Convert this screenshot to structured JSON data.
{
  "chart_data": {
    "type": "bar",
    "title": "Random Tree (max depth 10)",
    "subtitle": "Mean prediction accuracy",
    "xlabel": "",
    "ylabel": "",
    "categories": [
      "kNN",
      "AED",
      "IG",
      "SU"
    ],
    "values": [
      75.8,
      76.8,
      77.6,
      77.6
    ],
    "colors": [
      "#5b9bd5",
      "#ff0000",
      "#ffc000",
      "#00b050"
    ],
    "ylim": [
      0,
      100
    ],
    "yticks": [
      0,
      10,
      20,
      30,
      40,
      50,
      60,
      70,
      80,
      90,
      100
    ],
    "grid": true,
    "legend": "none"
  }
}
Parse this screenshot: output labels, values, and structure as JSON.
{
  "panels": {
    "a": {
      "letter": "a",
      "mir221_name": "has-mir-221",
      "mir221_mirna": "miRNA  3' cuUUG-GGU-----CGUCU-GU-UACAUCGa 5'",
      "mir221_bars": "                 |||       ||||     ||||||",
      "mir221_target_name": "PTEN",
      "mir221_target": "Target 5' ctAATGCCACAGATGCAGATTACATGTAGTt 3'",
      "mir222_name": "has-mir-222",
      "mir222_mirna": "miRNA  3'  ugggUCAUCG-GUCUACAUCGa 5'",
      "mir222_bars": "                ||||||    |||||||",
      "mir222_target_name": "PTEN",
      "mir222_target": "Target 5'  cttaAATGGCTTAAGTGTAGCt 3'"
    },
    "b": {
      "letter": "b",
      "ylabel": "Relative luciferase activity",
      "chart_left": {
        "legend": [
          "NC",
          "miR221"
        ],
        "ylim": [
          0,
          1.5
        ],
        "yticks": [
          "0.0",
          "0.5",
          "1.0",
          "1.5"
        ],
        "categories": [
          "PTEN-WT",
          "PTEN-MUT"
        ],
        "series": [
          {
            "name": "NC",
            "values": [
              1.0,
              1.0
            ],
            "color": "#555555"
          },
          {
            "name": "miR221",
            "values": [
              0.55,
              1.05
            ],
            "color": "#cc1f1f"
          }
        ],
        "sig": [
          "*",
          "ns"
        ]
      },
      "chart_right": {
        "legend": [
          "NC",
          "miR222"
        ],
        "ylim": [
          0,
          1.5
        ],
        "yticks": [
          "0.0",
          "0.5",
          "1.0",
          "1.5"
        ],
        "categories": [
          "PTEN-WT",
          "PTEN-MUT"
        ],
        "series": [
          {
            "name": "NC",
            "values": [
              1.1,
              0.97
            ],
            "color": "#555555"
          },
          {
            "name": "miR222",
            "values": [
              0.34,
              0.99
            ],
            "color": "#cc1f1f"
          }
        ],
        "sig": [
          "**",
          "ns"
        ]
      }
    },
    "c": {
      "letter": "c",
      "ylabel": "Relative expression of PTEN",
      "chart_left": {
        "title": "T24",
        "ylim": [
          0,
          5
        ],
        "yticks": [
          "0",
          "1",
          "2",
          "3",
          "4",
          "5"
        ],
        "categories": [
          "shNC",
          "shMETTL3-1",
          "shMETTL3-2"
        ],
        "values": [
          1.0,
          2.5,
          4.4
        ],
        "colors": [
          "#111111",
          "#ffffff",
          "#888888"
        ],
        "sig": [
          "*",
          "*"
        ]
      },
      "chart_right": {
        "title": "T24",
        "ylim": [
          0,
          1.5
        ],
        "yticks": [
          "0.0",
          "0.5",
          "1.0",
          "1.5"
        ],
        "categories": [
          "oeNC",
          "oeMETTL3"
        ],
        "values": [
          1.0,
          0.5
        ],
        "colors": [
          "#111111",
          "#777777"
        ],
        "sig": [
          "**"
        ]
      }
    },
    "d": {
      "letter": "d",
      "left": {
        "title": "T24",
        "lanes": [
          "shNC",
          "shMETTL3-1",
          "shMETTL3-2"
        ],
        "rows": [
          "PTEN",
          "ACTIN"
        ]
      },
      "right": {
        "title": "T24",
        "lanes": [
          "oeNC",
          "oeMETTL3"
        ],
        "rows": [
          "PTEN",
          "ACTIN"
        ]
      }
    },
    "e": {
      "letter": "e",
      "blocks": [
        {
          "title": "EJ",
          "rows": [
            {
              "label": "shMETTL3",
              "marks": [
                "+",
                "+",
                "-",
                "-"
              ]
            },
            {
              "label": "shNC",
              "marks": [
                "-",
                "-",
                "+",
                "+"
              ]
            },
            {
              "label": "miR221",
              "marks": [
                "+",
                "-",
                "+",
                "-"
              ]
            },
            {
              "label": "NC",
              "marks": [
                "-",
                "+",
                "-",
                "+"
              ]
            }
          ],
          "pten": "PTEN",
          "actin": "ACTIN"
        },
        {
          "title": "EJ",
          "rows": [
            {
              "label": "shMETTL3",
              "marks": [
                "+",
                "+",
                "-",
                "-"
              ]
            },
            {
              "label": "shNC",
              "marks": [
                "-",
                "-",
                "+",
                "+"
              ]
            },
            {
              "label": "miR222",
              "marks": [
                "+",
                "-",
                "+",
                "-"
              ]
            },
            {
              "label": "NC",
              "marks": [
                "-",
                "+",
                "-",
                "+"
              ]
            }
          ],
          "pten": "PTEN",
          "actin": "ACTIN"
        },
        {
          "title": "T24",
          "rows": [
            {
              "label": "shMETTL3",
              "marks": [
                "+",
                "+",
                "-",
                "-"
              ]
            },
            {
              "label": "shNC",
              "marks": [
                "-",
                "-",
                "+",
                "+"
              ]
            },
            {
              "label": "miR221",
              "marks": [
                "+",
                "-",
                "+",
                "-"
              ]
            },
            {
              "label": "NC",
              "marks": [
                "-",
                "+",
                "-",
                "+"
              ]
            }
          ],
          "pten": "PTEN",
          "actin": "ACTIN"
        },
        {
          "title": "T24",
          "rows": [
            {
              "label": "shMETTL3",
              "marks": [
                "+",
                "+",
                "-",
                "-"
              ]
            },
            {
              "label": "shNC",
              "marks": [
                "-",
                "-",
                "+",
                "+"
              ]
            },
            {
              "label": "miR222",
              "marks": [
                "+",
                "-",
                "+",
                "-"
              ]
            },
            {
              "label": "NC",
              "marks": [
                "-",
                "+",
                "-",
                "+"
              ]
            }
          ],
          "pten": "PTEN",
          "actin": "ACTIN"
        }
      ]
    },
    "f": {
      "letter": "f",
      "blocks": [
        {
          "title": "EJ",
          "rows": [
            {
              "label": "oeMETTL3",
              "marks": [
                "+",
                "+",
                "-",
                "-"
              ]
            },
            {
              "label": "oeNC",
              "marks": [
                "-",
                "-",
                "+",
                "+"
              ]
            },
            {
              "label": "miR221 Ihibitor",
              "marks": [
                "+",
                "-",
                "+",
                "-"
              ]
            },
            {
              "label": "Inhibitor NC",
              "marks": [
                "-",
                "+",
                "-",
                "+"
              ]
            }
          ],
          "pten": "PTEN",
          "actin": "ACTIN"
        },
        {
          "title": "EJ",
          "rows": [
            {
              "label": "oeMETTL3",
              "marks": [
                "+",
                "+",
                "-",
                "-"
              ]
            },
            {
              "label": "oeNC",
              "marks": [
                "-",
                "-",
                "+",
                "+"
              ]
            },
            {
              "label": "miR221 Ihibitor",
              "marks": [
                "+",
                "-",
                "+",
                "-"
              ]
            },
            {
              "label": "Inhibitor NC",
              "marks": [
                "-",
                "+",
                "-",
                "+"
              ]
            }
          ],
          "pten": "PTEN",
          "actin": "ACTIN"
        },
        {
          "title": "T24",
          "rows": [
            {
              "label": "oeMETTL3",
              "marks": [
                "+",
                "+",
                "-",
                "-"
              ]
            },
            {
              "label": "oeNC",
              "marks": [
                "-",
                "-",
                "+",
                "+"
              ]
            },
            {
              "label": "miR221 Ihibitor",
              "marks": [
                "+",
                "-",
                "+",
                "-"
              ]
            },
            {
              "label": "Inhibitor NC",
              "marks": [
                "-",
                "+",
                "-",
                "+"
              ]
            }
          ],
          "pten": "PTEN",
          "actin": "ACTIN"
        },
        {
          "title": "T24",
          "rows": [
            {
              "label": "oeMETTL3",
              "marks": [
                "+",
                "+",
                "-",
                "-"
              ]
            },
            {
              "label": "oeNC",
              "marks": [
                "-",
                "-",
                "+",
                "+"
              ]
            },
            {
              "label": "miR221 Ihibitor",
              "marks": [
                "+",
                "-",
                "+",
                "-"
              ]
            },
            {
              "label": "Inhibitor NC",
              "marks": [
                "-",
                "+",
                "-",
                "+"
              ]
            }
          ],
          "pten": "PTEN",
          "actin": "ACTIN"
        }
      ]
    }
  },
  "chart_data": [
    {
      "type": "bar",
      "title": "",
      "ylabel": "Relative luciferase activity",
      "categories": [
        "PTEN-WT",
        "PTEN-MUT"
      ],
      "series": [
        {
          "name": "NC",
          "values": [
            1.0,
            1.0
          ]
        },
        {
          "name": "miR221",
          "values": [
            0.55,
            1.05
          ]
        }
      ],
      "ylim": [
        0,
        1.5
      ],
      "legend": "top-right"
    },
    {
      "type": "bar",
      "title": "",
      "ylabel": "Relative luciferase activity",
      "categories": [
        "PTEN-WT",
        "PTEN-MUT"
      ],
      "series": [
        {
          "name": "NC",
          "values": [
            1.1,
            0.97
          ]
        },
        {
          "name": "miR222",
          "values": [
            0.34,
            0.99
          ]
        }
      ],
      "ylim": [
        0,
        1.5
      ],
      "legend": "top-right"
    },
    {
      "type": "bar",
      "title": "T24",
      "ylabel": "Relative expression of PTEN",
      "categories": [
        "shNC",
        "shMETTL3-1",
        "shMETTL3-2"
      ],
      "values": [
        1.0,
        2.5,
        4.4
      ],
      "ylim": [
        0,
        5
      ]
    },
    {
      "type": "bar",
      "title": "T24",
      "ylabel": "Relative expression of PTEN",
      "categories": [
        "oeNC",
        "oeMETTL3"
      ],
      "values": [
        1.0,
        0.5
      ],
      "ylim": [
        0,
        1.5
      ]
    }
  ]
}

* * * * * * *

WRITTEN REQUEST → Which lines of the data above contain "miRNA"? Copy each one.

REPLY TO THE TASK →
      "mir221_mirna": "miRNA  3' cuUUG-GGU-----CGUCU-GU-UACAUCGa 5'",
      "mir222_mirna": "miRNA  3'  ugggUCAUCG-GUCUACAUCGa 5'",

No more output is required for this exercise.